▶ _THE TASK_: Collect every line in the records below that contains the word "What".

>>>

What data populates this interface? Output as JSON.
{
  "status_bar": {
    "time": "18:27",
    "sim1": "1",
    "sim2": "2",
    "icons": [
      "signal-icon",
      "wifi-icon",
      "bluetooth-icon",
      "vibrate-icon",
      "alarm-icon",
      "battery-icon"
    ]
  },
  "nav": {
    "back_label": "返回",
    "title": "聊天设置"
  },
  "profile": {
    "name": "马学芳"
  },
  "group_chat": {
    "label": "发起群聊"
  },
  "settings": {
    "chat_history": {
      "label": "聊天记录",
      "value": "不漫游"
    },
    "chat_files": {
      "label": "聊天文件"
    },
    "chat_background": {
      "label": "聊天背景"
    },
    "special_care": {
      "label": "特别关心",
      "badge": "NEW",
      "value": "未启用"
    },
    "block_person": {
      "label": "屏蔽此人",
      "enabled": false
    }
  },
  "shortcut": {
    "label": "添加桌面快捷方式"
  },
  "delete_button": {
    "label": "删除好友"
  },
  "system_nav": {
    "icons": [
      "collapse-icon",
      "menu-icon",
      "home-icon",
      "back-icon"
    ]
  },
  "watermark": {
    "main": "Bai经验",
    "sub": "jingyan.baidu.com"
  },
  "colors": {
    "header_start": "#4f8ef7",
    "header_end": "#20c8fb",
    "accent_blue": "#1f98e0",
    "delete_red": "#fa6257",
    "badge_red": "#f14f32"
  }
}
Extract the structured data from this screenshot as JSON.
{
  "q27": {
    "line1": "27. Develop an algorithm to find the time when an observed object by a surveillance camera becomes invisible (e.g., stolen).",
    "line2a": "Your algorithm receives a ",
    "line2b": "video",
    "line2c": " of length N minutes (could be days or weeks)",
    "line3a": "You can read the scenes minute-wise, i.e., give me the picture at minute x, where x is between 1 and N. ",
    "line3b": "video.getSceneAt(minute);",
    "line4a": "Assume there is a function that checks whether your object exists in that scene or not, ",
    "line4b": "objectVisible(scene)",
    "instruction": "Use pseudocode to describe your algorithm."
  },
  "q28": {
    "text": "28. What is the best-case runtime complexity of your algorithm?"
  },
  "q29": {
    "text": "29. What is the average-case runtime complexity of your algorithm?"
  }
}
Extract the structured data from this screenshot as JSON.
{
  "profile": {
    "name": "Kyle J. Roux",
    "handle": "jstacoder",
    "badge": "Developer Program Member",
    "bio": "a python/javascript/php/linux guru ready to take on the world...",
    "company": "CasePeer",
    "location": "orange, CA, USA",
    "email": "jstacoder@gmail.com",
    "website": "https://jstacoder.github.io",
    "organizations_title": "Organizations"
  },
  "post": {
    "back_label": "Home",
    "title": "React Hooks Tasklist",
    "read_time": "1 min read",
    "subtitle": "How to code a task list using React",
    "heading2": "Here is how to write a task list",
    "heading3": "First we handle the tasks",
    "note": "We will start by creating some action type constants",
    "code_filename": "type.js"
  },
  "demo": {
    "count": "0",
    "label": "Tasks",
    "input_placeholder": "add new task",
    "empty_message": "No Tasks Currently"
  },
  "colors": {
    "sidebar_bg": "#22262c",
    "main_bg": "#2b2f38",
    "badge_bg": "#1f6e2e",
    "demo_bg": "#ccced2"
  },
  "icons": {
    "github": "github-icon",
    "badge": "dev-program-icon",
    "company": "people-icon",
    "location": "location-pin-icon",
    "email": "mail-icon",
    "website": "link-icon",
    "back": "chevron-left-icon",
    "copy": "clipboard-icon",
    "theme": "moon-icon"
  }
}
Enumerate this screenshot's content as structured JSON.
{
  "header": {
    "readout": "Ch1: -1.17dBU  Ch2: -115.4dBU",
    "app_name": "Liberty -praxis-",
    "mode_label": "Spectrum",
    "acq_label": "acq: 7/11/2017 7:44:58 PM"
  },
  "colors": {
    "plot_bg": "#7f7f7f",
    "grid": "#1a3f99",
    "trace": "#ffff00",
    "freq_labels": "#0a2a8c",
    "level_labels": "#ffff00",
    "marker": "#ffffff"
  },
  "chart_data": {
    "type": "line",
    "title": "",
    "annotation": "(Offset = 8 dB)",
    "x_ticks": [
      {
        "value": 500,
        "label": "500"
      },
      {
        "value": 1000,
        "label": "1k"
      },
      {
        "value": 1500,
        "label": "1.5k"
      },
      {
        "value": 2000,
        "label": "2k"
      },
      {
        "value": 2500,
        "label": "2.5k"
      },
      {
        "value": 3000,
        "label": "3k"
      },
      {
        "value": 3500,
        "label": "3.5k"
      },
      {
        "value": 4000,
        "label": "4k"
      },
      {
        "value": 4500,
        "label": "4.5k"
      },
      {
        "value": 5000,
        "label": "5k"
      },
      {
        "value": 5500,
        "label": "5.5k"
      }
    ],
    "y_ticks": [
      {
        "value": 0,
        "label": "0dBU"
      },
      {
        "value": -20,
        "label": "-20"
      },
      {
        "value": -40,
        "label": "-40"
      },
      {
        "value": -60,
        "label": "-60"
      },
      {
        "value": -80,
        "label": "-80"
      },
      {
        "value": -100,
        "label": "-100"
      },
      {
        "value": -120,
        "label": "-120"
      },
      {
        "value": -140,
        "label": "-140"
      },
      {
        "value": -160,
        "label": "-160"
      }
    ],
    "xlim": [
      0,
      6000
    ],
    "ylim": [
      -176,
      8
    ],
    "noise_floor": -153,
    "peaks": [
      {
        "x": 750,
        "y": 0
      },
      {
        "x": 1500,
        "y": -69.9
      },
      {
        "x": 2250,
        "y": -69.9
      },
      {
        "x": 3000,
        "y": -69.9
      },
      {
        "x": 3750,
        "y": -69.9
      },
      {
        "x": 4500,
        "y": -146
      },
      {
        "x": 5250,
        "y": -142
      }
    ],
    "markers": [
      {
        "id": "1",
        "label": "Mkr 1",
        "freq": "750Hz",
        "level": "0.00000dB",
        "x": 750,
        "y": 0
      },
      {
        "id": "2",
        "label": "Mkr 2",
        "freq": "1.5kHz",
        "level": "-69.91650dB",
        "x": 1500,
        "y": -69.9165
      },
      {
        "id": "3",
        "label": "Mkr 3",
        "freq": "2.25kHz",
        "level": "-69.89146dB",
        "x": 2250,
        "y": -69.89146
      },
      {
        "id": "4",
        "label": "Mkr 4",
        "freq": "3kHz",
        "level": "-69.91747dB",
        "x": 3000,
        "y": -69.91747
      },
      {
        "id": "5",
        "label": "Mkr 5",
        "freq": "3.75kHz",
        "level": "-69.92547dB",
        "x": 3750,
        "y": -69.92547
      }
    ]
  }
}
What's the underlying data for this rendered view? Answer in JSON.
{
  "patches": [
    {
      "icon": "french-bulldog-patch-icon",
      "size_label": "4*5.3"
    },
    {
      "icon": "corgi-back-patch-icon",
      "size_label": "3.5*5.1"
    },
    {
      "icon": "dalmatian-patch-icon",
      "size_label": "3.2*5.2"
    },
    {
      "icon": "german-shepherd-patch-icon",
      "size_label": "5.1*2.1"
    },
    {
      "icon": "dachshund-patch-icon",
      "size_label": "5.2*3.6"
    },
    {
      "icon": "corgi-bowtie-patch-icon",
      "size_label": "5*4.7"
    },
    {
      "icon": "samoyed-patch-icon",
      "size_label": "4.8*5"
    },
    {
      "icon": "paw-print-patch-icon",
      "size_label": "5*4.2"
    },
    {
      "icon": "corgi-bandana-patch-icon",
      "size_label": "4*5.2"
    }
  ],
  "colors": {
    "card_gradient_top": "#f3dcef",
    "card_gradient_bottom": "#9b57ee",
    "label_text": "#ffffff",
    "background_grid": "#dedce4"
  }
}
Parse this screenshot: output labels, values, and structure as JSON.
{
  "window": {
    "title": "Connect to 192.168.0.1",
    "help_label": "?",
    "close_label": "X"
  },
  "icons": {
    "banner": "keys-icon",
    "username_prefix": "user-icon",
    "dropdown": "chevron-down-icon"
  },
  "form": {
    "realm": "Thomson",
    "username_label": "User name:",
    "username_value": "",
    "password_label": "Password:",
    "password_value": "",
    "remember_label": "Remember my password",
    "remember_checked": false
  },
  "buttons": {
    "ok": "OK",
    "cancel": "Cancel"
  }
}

<<<

▶ _SOLUTION TO THIS PROBLEM_:
What data populates this interface? Output as JSON.
    "text": "28. What is the best-case runtime complexity of your algorithm?"
    "text": "29. What is the average-case runtime complexity of your algorithm?"
What's the underlying data for this rendered view? Answer in JSON.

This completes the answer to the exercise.